Exercise objective. Your task is to repeat the entries underneath exactly, minus the pictures.

:: Input ::

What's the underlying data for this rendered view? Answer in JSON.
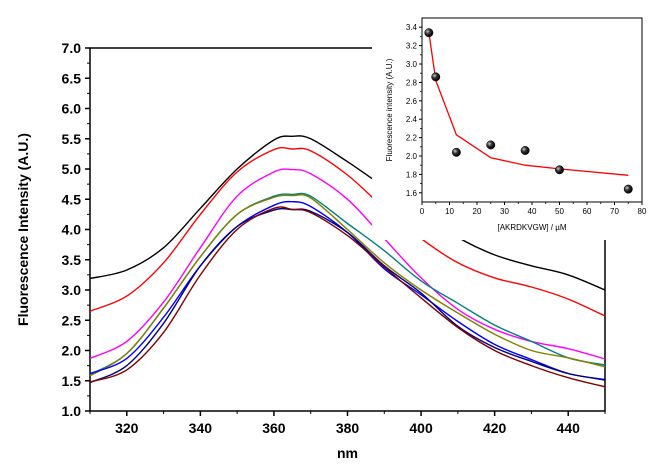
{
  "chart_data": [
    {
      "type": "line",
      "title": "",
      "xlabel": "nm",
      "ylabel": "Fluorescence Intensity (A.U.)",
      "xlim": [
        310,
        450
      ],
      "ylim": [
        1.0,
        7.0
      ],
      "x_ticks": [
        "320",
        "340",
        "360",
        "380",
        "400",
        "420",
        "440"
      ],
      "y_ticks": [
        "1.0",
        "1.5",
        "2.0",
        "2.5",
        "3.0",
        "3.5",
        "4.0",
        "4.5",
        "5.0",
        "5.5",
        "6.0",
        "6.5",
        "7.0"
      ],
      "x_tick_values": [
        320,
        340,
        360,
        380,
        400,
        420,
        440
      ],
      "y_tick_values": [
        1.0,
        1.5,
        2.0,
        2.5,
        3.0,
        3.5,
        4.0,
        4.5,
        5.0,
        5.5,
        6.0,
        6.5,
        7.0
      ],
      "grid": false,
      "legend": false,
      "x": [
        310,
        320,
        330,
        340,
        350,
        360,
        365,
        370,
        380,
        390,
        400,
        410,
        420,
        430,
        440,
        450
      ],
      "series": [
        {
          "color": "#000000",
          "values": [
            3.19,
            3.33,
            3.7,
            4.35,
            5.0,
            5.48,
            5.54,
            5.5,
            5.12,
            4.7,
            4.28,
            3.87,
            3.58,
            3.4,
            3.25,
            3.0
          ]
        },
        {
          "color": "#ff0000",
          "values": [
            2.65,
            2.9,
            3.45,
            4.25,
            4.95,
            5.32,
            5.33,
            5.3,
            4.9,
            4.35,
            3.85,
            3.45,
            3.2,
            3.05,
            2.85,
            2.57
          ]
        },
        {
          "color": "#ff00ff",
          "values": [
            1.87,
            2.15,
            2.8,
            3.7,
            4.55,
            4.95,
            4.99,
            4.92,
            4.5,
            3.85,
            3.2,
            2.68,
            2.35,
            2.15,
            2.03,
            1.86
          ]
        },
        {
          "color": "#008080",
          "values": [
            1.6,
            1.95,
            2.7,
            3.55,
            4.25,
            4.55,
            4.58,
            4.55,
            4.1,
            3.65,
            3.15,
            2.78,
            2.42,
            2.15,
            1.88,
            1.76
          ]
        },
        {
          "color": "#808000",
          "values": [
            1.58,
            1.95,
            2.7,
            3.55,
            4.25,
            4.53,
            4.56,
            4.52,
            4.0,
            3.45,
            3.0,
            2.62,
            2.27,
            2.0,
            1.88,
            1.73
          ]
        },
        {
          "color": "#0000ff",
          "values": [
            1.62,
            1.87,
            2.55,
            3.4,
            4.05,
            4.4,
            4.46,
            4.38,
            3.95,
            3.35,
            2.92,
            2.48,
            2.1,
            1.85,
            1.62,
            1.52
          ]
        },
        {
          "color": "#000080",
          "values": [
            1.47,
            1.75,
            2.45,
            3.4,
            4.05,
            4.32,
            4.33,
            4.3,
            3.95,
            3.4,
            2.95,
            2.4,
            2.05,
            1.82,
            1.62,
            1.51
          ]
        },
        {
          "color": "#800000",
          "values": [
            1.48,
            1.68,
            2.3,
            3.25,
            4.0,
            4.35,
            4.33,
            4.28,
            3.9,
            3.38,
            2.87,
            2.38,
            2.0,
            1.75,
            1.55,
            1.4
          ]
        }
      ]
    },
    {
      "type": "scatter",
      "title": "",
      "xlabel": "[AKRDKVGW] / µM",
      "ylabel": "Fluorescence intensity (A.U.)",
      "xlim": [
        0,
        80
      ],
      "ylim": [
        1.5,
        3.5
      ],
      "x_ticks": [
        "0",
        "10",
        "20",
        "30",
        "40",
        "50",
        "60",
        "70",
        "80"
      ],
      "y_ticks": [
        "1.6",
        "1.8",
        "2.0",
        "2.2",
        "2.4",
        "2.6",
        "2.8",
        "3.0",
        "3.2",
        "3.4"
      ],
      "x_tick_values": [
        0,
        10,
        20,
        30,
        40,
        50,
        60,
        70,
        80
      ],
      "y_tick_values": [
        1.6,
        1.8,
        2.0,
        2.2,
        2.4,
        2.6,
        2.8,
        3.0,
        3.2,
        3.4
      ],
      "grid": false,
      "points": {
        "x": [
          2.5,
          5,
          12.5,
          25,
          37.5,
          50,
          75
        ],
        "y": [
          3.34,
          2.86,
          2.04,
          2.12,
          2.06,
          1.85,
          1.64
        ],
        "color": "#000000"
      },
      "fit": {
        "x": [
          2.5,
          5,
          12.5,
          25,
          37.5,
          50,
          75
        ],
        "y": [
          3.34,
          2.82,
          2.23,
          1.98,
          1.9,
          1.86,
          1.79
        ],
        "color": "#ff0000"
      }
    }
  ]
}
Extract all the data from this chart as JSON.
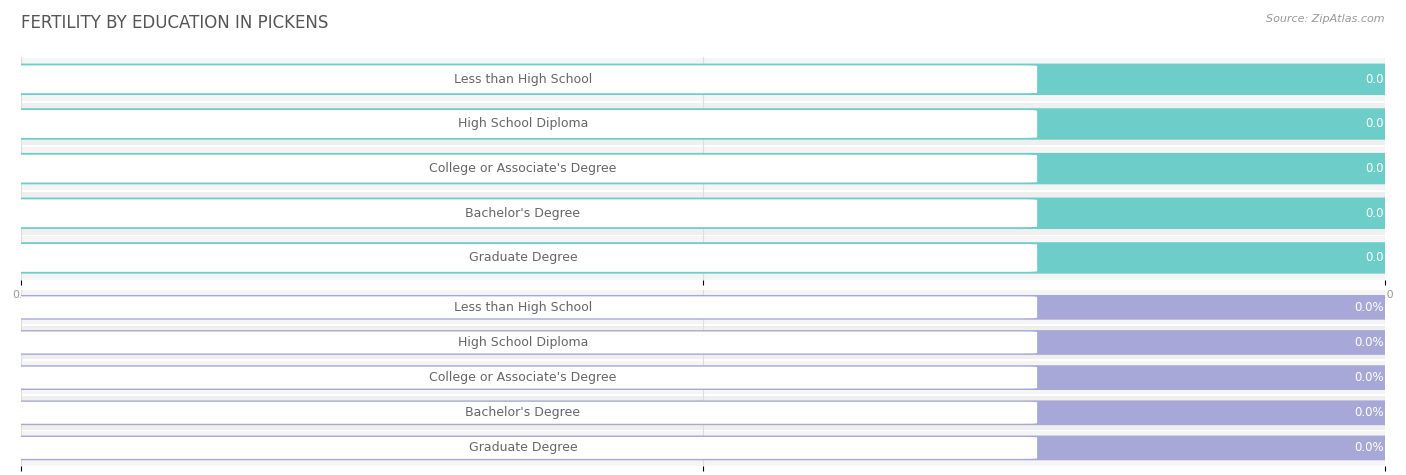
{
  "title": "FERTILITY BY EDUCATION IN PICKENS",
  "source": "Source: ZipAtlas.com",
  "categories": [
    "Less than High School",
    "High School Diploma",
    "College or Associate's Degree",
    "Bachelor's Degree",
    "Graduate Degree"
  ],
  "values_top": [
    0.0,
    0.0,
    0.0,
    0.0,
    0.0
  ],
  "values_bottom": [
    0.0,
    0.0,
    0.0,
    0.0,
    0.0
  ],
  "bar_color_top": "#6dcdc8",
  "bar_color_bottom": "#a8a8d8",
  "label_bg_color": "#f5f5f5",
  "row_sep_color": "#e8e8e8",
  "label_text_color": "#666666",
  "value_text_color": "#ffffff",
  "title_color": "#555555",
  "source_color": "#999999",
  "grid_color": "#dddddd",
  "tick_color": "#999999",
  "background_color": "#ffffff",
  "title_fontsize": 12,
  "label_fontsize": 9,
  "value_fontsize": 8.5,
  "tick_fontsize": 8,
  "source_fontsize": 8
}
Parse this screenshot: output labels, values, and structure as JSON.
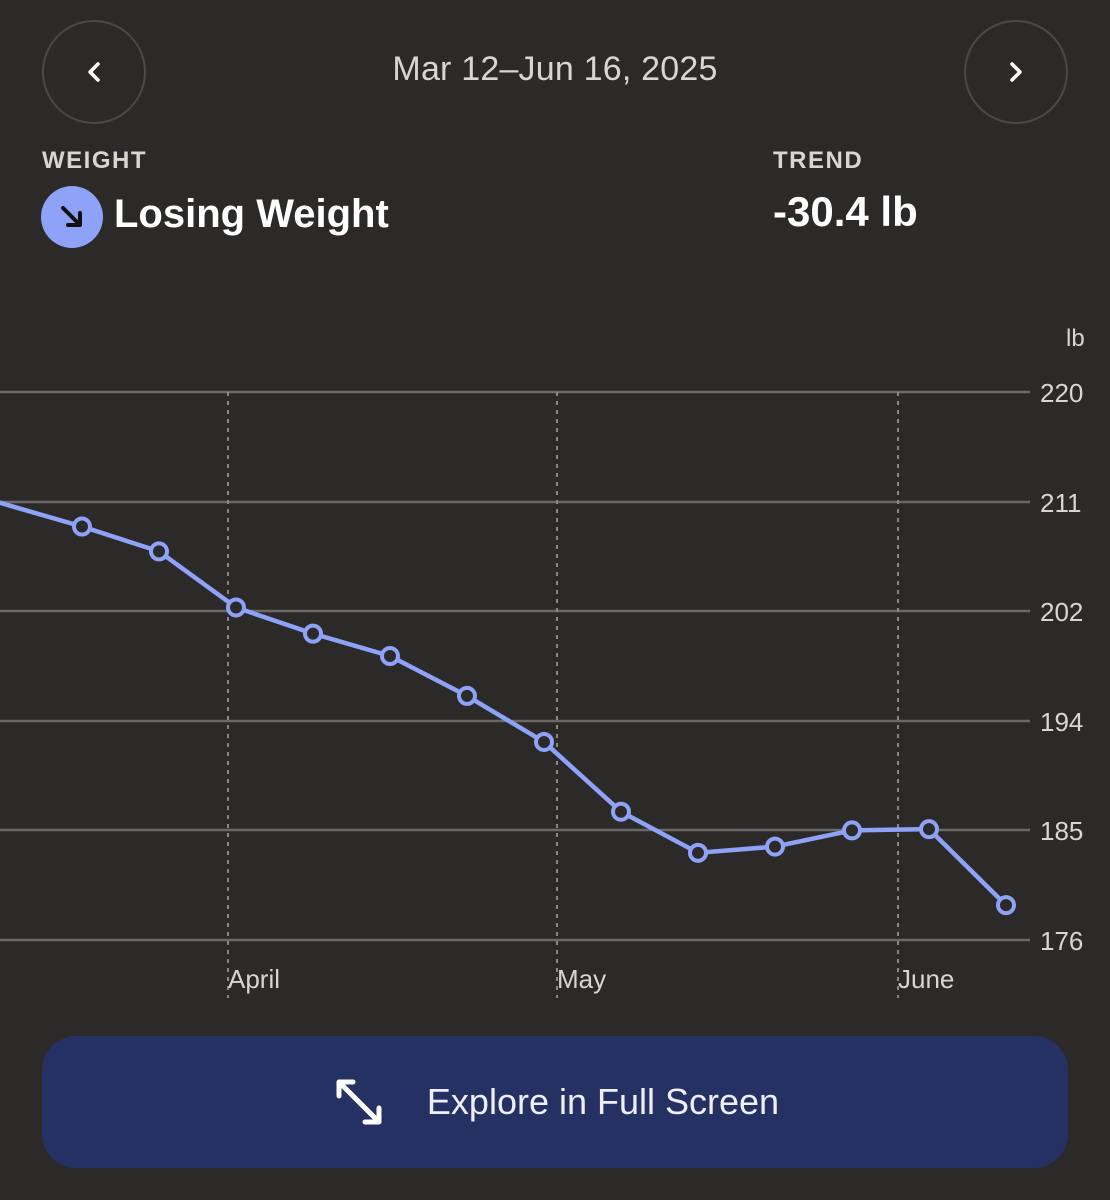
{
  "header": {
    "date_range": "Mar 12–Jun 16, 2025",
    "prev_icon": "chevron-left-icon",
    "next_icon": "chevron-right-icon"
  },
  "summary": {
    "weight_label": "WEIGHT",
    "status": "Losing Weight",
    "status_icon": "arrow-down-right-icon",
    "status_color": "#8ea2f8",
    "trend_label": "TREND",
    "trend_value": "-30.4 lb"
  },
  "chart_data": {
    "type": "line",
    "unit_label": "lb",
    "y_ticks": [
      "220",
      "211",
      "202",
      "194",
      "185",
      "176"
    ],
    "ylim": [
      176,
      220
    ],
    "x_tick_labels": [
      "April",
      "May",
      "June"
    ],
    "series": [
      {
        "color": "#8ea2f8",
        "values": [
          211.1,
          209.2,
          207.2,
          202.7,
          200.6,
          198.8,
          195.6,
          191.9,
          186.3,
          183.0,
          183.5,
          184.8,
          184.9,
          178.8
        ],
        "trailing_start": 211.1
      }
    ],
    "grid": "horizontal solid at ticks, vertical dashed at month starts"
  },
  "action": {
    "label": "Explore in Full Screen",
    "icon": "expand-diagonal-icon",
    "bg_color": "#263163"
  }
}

:::

Answer for the task.
What's the underlying data for this rendered view? Answer in JSON.
{
  "chart_data": [
    {
      "type": "line",
      "title": "",
      "xlabel": "nm",
      "ylabel": "Fluorescence Intensity (A.U.)",
      "xlim": [
        310,
        450
      ],
      "ylim": [
        1.0,
        7.0
      ],
      "x_ticks": [
        "320",
        "340",
        "360",
        "380",
        "400",
        "420",
        "440"
      ],
      "y_ticks": [
        "1.0",
        "1.5",
        "2.0",
        "2.5",
        "3.0",
        "3.5",
        "4.0",
        "4.5",
        "5.0",
        "5.5",
        "6.0",
        "6.5",
        "7.0"
      ],
      "x_tick_values": [
        320,
        340,
        360,
        380,
        400,
        420,
        440
      ],
      "y_tick_values": [
        1.0,
        1.5,
        2.0,
        2.5,
        3.0,
        3.5,
        4.0,
        4.5,
        5.0,
        5.5,
        6.0,
        6.5,
        7.0
      ],
      "grid": false,
      "legend": false,
      "x": [
        310,
        320,
        330,
        340,
        350,
        360,
        365,
        370,
        380,
        390,
        400,
        410,
        420,
        430,
        440,
        450
      ],
      "series": [
        {
          "color": "#000000",
          "values": [
            3.19,
            3.33,
            3.7,
            4.35,
            5.0,
            5.48,
            5.54,
            5.5,
            5.12,
            4.7,
            4.28,
            3.87,
            3.58,
            3.4,
            3.25,
            3.0
          ]
        },
        {
          "color": "#ff0000",
          "values": [
            2.65,
            2.9,
            3.45,
            4.25,
            4.95,
            5.32,
            5.33,
            5.3,
            4.9,
            4.35,
            3.85,
            3.45,
            3.2,
            3.05,
            2.85,
            2.57
          ]
        },
        {
          "color": "#ff00ff",
          "values": [
            1.87,
            2.15,
            2.8,
            3.7,
            4.55,
            4.95,
            4.99,
            4.92,
            4.5,
            3.85,
            3.2,
            2.68,
            2.35,
            2.15,
            2.03,
            1.86
          ]
        },
        {
          "color": "#008080",
          "values": [
            1.6,
            1.95,
            2.7,
            3.55,
            4.25,
            4.55,
            4.58,
            4.55,
            4.1,
            3.65,
            3.15,
            2.78,
            2.42,
            2.15,
            1.88,
            1.76
          ]
        },
        {
          "color": "#808000",
          "values": [
            1.58,
            1.95,
            2.7,
            3.55,
            4.25,
            4.53,
            4.56,
            4.52,
            4.0,
            3.45,
            3.0,
            2.62,
            2.27,
            2.0,
            1.88,
            1.73
          ]
        },
        {
          "color": "#0000ff",
          "values": [
            1.62,
            1.87,
            2.55,
            3.4,
            4.05,
            4.4,
            4.46,
            4.38,
            3.95,
            3.35,
            2.92,
            2.48,
            2.1,
            1.85,
            1.62,
            1.52
          ]
        },
        {
          "color": "#000080",
          "values": [
            1.47,
            1.75,
            2.45,
            3.4,
            4.05,
            4.32,
            4.33,
            4.3,
            3.95,
            3.4,
            2.95,
            2.4,
            2.05,
            1.82,
            1.62,
            1.51
          ]
        },
        {
          "color": "#800000",
          "values": [
            1.48,
            1.68,
            2.3,
            3.25,
            4.0,
            4.35,
            4.33,
            4.28,
            3.9,
            3.38,
            2.87,
            2.38,
            2.0,
            1.75,
            1.55,
            1.4
          ]
        }
      ]
    },
    {
      "type": "scatter",
      "title": "",
      "xlabel": "[AKRDKVGW] / µM",
      "ylabel": "Fluorescence intensity (A.U.)",
      "xlim": [
        0,
        80
      ],
      "ylim": [
        1.5,
        3.5
      ],
      "x_ticks": [
        "0",
        "10",
        "20",
        "30",
        "40",
        "50",
        "60",
        "70",
        "80"
      ],
      "y_ticks": [
        "1.6",
        "1.8",
        "2.0",
        "2.2",
        "2.4",
        "2.6",
        "2.8",
        "3.0",
        "3.2",
        "3.4"
      ],
      "x_tick_values": [
        0,
        10,
        20,
        30,
        40,
        50,
        60,
        70,
        80
      ],
      "y_tick_values": [
        1.6,
        1.8,
        2.0,
        2.2,
        2.4,
        2.6,
        2.8,
        3.0,
        3.2,
        3.4
      ],
      "grid": false,
      "points": {
        "x": [
          2.5,
          5,
          12.5,
          25,
          37.5,
          50,
          75
        ],
        "y": [
          3.34,
          2.86,
          2.04,
          2.12,
          2.06,
          1.85,
          1.64
        ],
        "color": "#000000"
      },
      "fit": {
        "x": [
          2.5,
          5,
          12.5,
          25,
          37.5,
          50,
          75
        ],
        "y": [
          3.34,
          2.82,
          2.23,
          1.98,
          1.9,
          1.86,
          1.79
        ],
        "color": "#ff0000"
      }
    }
  ]
}
Extract all the data from this chart as JSON.
{
  "title": "FERTILITY BY EDUCATION IN PICKENS",
  "source": "Source: ZipAtlas.com",
  "categories": [
    "Less than High School",
    "High School Diploma",
    "College or Associate's Degree",
    "Bachelor's Degree",
    "Graduate Degree"
  ],
  "values_top": [
    0.0,
    0.0,
    0.0,
    0.0,
    0.0
  ],
  "values_bottom": [
    0.0,
    0.0,
    0.0,
    0.0,
    0.0
  ],
  "bar_color_top": "#6dcdc8",
  "bar_color_bottom": "#a8a8d8",
  "label_bg_color": "#f5f5f5",
  "row_sep_color": "#e8e8e8",
  "label_text_color": "#666666",
  "value_text_color": "#ffffff",
  "title_color": "#555555",
  "source_color": "#999999",
  "grid_color": "#dddddd",
  "tick_color": "#999999",
  "background_color": "#ffffff",
  "title_fontsize": 12,
  "label_fontsize": 9,
  "value_fontsize": 8.5,
  "tick_fontsize": 8,
  "source_fontsize": 8
}
Parse this screenshot: output labels, values, and structure as JSON.
{
  "header": {
    "date_range": "Mar 12–Jun 16, 2025",
    "prev_icon": "chevron-left-icon",
    "next_icon": "chevron-right-icon"
  },
  "summary": {
    "weight_label": "WEIGHT",
    "status": "Losing Weight",
    "status_icon": "arrow-down-right-icon",
    "status_color": "#8ea2f8",
    "trend_label": "TREND",
    "trend_value": "-30.4 lb"
  },
  "chart_data": {
    "type": "line",
    "unit_label": "lb",
    "y_ticks": [
      "220",
      "211",
      "202",
      "194",
      "185",
      "176"
    ],
    "ylim": [
      176,
      220
    ],
    "x_tick_labels": [
      "April",
      "May",
      "June"
    ],
    "series": [
      {
        "color": "#8ea2f8",
        "values": [
          211.1,
          209.2,
          207.2,
          202.7,
          200.6,
          198.8,
          195.6,
          191.9,
          186.3,
          183.0,
          183.5,
          184.8,
          184.9,
          178.8
        ],
        "trailing_start": 211.1
      }
    ],
    "grid": "horizontal solid at ticks, vertical dashed at month starts"
  },
  "action": {
    "label": "Explore in Full Screen",
    "icon": "expand-diagonal-icon",
    "bg_color": "#263163"
  }
}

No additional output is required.